## Start

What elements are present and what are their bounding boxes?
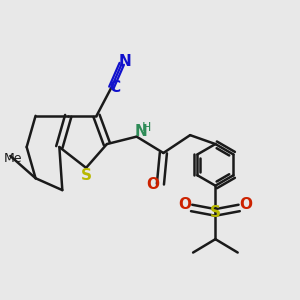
Text: O: O (239, 197, 252, 212)
Text: N: N (135, 124, 148, 139)
Text: S: S (81, 168, 92, 183)
Text: O: O (178, 197, 192, 212)
Text: Me: Me (4, 152, 22, 165)
Text: C: C (110, 80, 121, 95)
Text: N: N (119, 54, 132, 69)
Text: S: S (210, 205, 221, 220)
Text: H: H (141, 121, 151, 134)
Text: O: O (146, 177, 159, 192)
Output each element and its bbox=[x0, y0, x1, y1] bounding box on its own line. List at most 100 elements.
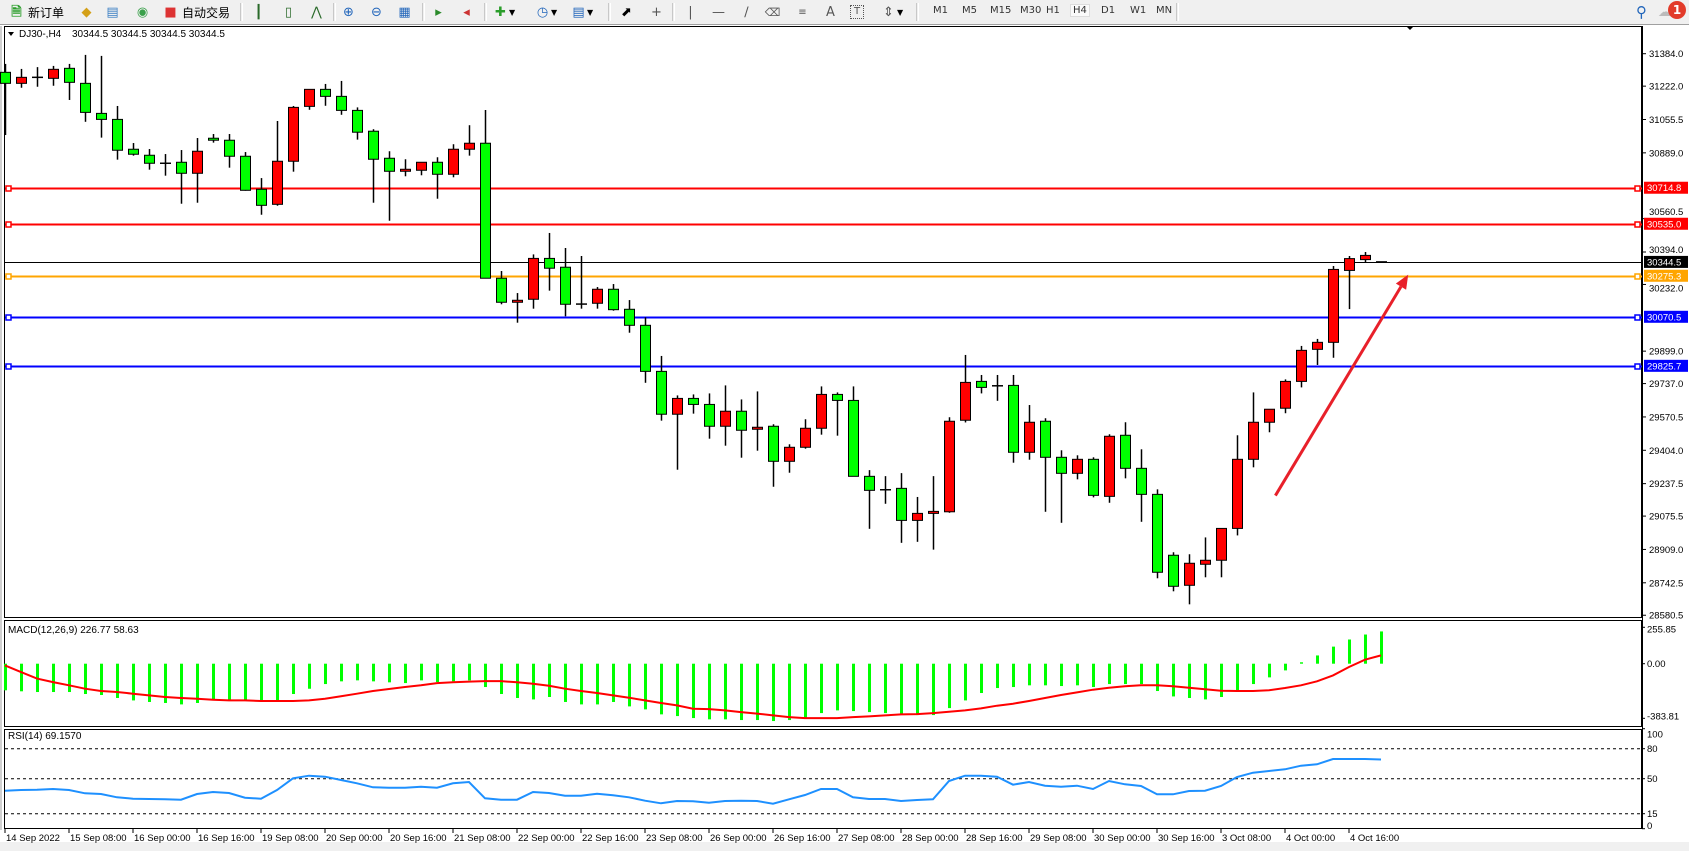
zoom-out-button[interactable]: ⊖ bbox=[368, 2, 385, 22]
macd-histogram-bar bbox=[4, 663, 7, 691]
candle-body bbox=[96, 112, 107, 120]
toolbar-separator bbox=[484, 3, 487, 21]
level-handle-left[interactable] bbox=[5, 363, 12, 370]
macd-histogram-bar bbox=[1380, 631, 1383, 664]
timeframe-mn[interactable]: MN bbox=[1156, 5, 1173, 16]
macd-histogram-bar bbox=[1188, 663, 1191, 698]
macd-histogram-bar bbox=[1140, 663, 1143, 685]
candlestick-button[interactable]: ▯ bbox=[280, 2, 297, 22]
crosshair-icon: + bbox=[651, 4, 662, 20]
level-handle-right[interactable] bbox=[1634, 273, 1641, 280]
candle bbox=[624, 300, 635, 333]
equidistant-channel-button[interactable]: ⌫ bbox=[764, 2, 781, 22]
zoom-in-button[interactable]: ⊕ bbox=[340, 2, 357, 22]
timeframe-w1[interactable]: W1 bbox=[1130, 5, 1147, 16]
text-button[interactable]: A bbox=[822, 2, 839, 22]
timeframe-h4[interactable]: H4 bbox=[1070, 4, 1090, 17]
level-handle-left[interactable] bbox=[5, 185, 12, 192]
timeframe-h1[interactable]: H1 bbox=[1046, 5, 1060, 16]
trend-arrow-line[interactable] bbox=[1274, 285, 1403, 497]
level-handle-right[interactable] bbox=[1634, 363, 1641, 370]
candle-body bbox=[176, 161, 187, 174]
chart-window[interactable]: 31384.0 31222.0 31055.5 30889.0 30560.5 30394… bbox=[0, 25, 1689, 851]
time-tick-label: 27 Sep 08:00 bbox=[838, 833, 895, 844]
candle-body bbox=[560, 266, 571, 305]
horizontal-line-button[interactable]: — bbox=[710, 2, 727, 22]
candle bbox=[128, 143, 139, 156]
candle-body bbox=[976, 380, 987, 388]
macd-histogram-bar bbox=[772, 663, 775, 722]
text-label-button[interactable]: T bbox=[850, 2, 864, 22]
macd-histogram-bar bbox=[452, 663, 455, 682]
candle-body bbox=[0, 71, 11, 84]
arrows-button[interactable]: ⇕ ▼ bbox=[880, 2, 903, 22]
macd-histogram-bar bbox=[1076, 663, 1079, 686]
tile-windows-button[interactable]: ▦ bbox=[396, 2, 413, 22]
trend-arrow-head-icon[interactable] bbox=[1395, 274, 1409, 290]
symbol-menu-triangle-icon[interactable] bbox=[8, 32, 14, 36]
macd-histogram-bar bbox=[1348, 639, 1351, 664]
candle bbox=[720, 385, 731, 446]
cursor-button[interactable]: ⬈ bbox=[618, 2, 635, 22]
level-handle-right[interactable] bbox=[1634, 185, 1641, 192]
candle bbox=[1296, 345, 1307, 388]
vertical-line-button[interactable]: | bbox=[682, 2, 699, 22]
macd-histogram-bar bbox=[1092, 663, 1095, 688]
timeframe-m1[interactable]: M1 bbox=[933, 5, 948, 16]
candle-body bbox=[1280, 380, 1291, 409]
chevron-down-icon: ▼ bbox=[551, 7, 558, 17]
candle-body bbox=[896, 487, 907, 521]
chart-shift-marker-icon[interactable] bbox=[1406, 26, 1414, 30]
candle bbox=[112, 105, 123, 160]
price-tick-label: 30394.0 bbox=[1649, 245, 1683, 256]
macd-histogram-bar bbox=[1284, 663, 1287, 671]
signals-button[interactable]: ◉ bbox=[134, 2, 151, 22]
candle-body bbox=[256, 188, 267, 206]
candle bbox=[256, 178, 267, 215]
timeframe-m30[interactable]: M30 bbox=[1020, 5, 1042, 16]
chat-button[interactable]: ☁ bbox=[1656, 2, 1673, 22]
price-tick-label: 29404.0 bbox=[1649, 446, 1683, 457]
candle bbox=[496, 271, 507, 305]
crosshair-button[interactable]: + bbox=[648, 2, 665, 22]
periods-button[interactable]: ◷ ▼ bbox=[534, 2, 557, 22]
trendline-button[interactable]: ∕ bbox=[738, 2, 755, 22]
candle bbox=[1136, 449, 1147, 522]
search-button[interactable]: ⚲ bbox=[1633, 2, 1650, 22]
candle bbox=[1088, 457, 1099, 498]
level-handle-right[interactable] bbox=[1634, 314, 1641, 321]
notification-badge[interactable]: 1 bbox=[1668, 1, 1686, 19]
candle bbox=[368, 129, 379, 203]
candle-body bbox=[928, 510, 939, 514]
macd-histogram-bar bbox=[1012, 663, 1015, 688]
macd-histogram-bar bbox=[212, 663, 215, 701]
indicators-button[interactable]: ✚ ▼ bbox=[492, 2, 515, 22]
time-tick-label: 28 Sep 16:00 bbox=[966, 833, 1023, 844]
navigator-button[interactable]: ▤ bbox=[104, 2, 121, 22]
bar-chart-button[interactable]: ┃ bbox=[250, 2, 267, 22]
timeframe-m15[interactable]: M15 bbox=[990, 5, 1012, 16]
macd-histogram-bar bbox=[708, 663, 711, 720]
chart-shift-button[interactable]: ◂ bbox=[458, 2, 475, 22]
time-tick-label: 14 Sep 2022 bbox=[6, 833, 60, 844]
level-handle-left[interactable] bbox=[5, 314, 12, 321]
macd-histogram-bar bbox=[1268, 663, 1271, 678]
auto-trading-button[interactable]: ■ 自动交易 bbox=[162, 2, 230, 22]
templates-button[interactable]: ▤ ▼ bbox=[570, 2, 593, 22]
level-handle-left[interactable] bbox=[5, 221, 12, 228]
candle-body bbox=[192, 150, 203, 174]
new-order-button[interactable]: 🗎 新订单 bbox=[8, 2, 64, 22]
level-price-label-box bbox=[1644, 359, 1688, 372]
auto-scroll-button[interactable]: ▸ bbox=[430, 2, 447, 22]
chart-canvas[interactable]: 31384.0 31222.0 31055.5 30889.0 30560.5 30394… bbox=[0, 25, 1689, 851]
market-watch-button[interactable]: ◆ bbox=[78, 2, 95, 22]
candle bbox=[1072, 455, 1083, 480]
macd-histogram-bar bbox=[116, 663, 119, 698]
timeframe-m5[interactable]: M5 bbox=[962, 5, 977, 16]
level-handle-right[interactable] bbox=[1634, 221, 1641, 228]
level-handle-left[interactable] bbox=[5, 273, 12, 280]
timeframe-d1[interactable]: D1 bbox=[1101, 5, 1116, 16]
macd-histogram-bar bbox=[836, 663, 839, 711]
fibonacci-button[interactable]: ≡ bbox=[794, 2, 811, 22]
line-chart-button[interactable]: ⋀ bbox=[308, 2, 325, 22]
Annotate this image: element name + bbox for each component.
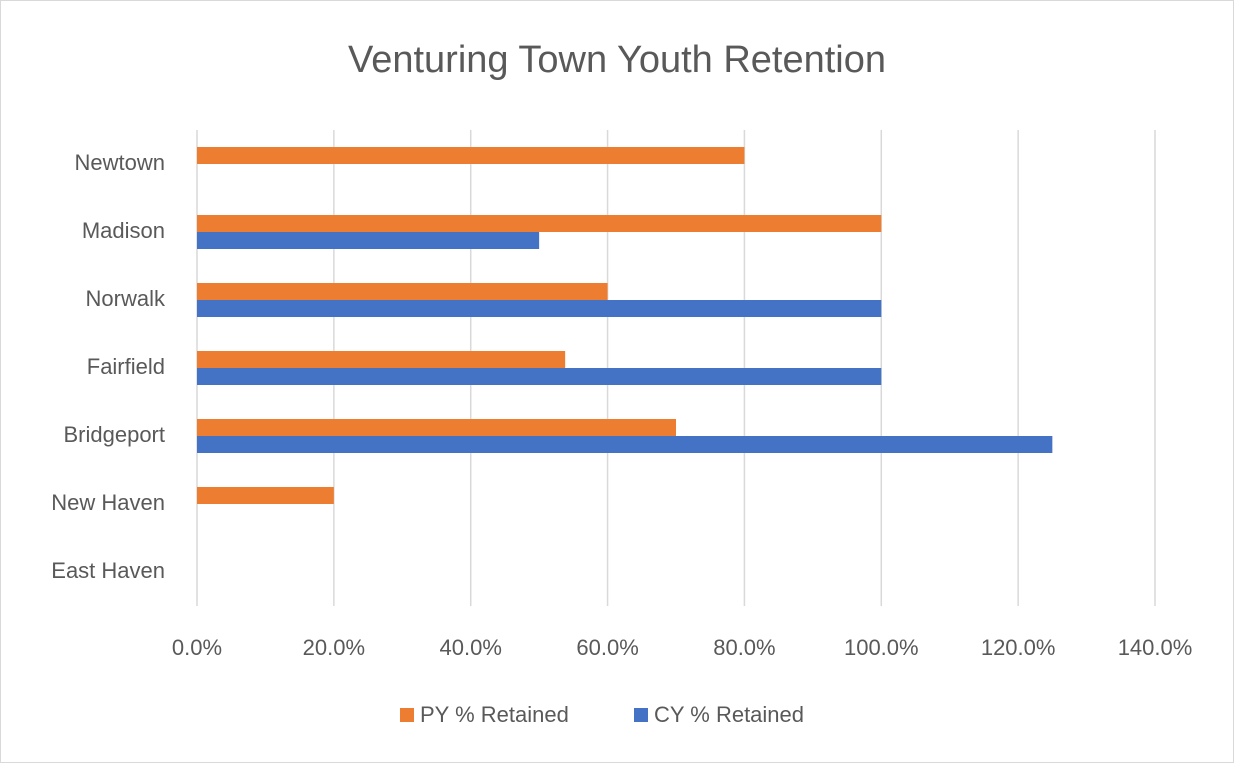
y-tick-label: Norwalk bbox=[86, 286, 166, 311]
bar bbox=[197, 232, 540, 249]
x-tick-label: 100.0% bbox=[844, 635, 919, 660]
x-tick-label: 0.0% bbox=[172, 635, 222, 660]
chart-title: Venturing Town Youth Retention bbox=[348, 39, 886, 81]
y-tick-label: East Haven bbox=[51, 558, 165, 583]
legend-swatch bbox=[400, 708, 414, 722]
x-tick-label: 40.0% bbox=[440, 635, 502, 660]
x-tick-label: 120.0% bbox=[981, 635, 1056, 660]
bar bbox=[197, 283, 608, 300]
y-tick-label: Madison bbox=[82, 218, 165, 243]
bar bbox=[197, 436, 1053, 453]
y-tick-label: Bridgeport bbox=[63, 422, 165, 447]
bar bbox=[197, 147, 745, 164]
x-tick-label: 80.0% bbox=[713, 635, 775, 660]
bar bbox=[197, 419, 676, 436]
bar bbox=[197, 368, 882, 385]
y-tick-label: Fairfield bbox=[87, 354, 165, 379]
bar bbox=[197, 487, 334, 504]
x-tick-label: 60.0% bbox=[576, 635, 638, 660]
bar bbox=[197, 215, 882, 232]
legend-swatch bbox=[634, 708, 648, 722]
bar bbox=[197, 300, 882, 317]
legend-label: PY % Retained bbox=[420, 702, 569, 727]
x-tick-label: 140.0% bbox=[1118, 635, 1193, 660]
y-tick-label: Newtown bbox=[75, 150, 165, 175]
y-tick-label: New Haven bbox=[51, 490, 165, 515]
bar bbox=[197, 351, 566, 368]
x-tick-label: 20.0% bbox=[303, 635, 365, 660]
legend-label: CY % Retained bbox=[654, 702, 804, 727]
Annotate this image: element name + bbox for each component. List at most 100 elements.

## End

Reproduce word for word every line from the one containing "y-tick-label: Norwalk bbox=[86, 286, 166, 311]" through the end of the records.

Expected output:
y-tick-label: Norwalk bbox=[86, 286, 166, 311]
bar bbox=[197, 232, 540, 249]
x-tick-label: 100.0% bbox=[844, 635, 919, 660]
x-tick-label: 0.0% bbox=[172, 635, 222, 660]
chart-title: Venturing Town Youth Retention bbox=[348, 39, 886, 81]
y-tick-label: East Haven bbox=[51, 558, 165, 583]
legend-swatch bbox=[400, 708, 414, 722]
x-tick-label: 40.0% bbox=[440, 635, 502, 660]
x-tick-label: 120.0% bbox=[981, 635, 1056, 660]
bar bbox=[197, 283, 608, 300]
y-tick-label: Madison bbox=[82, 218, 165, 243]
bar bbox=[197, 436, 1053, 453]
y-tick-label: Bridgeport bbox=[63, 422, 165, 447]
bar bbox=[197, 147, 745, 164]
x-tick-label: 80.0% bbox=[713, 635, 775, 660]
bar bbox=[197, 419, 676, 436]
bar bbox=[197, 368, 882, 385]
y-tick-label: Fairfield bbox=[87, 354, 165, 379]
bar bbox=[197, 487, 334, 504]
x-tick-label: 60.0% bbox=[576, 635, 638, 660]
bar bbox=[197, 215, 882, 232]
legend-swatch bbox=[634, 708, 648, 722]
bar bbox=[197, 300, 882, 317]
legend-label: PY % Retained bbox=[420, 702, 569, 727]
x-tick-label: 140.0% bbox=[1118, 635, 1193, 660]
y-tick-label: Newtown bbox=[75, 150, 165, 175]
y-tick-label: New Haven bbox=[51, 490, 165, 515]
bar bbox=[197, 351, 566, 368]
x-tick-label: 20.0% bbox=[303, 635, 365, 660]
legend-label: CY % Retained bbox=[654, 702, 804, 727]
Annotate this image: element name + bbox for each component. List at most 100 elements.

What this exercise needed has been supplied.